[Raw records]
◆ ◆ ◆
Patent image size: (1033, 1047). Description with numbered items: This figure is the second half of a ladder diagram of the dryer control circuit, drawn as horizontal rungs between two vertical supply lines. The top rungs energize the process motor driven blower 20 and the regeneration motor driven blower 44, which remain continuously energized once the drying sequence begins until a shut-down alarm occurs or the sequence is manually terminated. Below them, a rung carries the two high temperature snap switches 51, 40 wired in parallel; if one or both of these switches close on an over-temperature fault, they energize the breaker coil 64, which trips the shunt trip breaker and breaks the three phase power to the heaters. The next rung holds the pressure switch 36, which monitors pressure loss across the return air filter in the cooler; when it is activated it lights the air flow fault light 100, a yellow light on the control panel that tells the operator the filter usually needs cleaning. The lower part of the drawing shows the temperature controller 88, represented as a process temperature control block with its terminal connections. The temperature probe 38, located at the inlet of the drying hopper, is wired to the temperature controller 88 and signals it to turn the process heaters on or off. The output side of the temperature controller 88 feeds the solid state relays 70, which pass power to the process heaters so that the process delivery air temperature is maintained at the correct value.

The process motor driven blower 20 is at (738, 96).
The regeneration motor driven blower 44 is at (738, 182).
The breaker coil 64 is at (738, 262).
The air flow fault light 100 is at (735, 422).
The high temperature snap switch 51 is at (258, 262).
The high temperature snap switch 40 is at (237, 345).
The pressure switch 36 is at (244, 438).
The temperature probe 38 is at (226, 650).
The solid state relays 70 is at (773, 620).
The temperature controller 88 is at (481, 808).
◆ ◆ ◆
- [What you are asked to do] Convert all of the data above into a JSON list of strings, with one string per line and blank lines omitted.

- [Result below]
[
  "Patent image size: (1033, 1047). Description with numbered items: This figure is the second half of a ladder diagram of the dryer control circuit, drawn as horizontal rungs between two vertical supply lines. The top rungs energize the process motor driven blower 20 and the regeneration motor driven blower 44, which remain continuously energized once the drying sequence begins until a shut-down alarm occurs or the sequence is manually terminated. Below them, a rung carries the two high temperature snap switches 51, 40 wired in parallel; if one or both of these switches close on an over-temperature fault, they energize the breaker coil 64, which trips the shunt trip breaker and breaks the three phase power to the heaters. The next rung holds the pressure switch 36, which monitors pressure loss across the return air filter in the cooler; when it is activated it lights the air flow fault light 100, a yellow light on the control panel that tells the operator the filter usually needs cleaning. The lower part of the drawing shows the temperature controller 88, represented as a process temperature control block with its terminal connections. The temperature probe 38, located at the inlet of the drying hopper, is wired to the temperature controller 88 and signals it to turn the process heaters on or off. The output side of the temperature controller 88 feeds the solid state relays 70, which pass power to the process heaters so that the process delivery air temperature is maintained at the correct value.",
  "The process motor driven blower 20 is at (738, 96).",
  "The regeneration motor driven blower 44 is at (738, 182).",
  "The breaker coil 64 is at (738, 262).",
  "The air flow fault light 100 is at (735, 422).",
  "The high temperature snap switch 51 is at (258, 262).",
  "The high temperature snap switch 40 is at (237, 345).",
  "The pressure switch 36 is at (244, 438).",
  "The temperature probe 38 is at (226, 650).",
  "The solid state relays 70 is at (773, 620).",
  "The temperature controller 88 is at (481, 808)."
]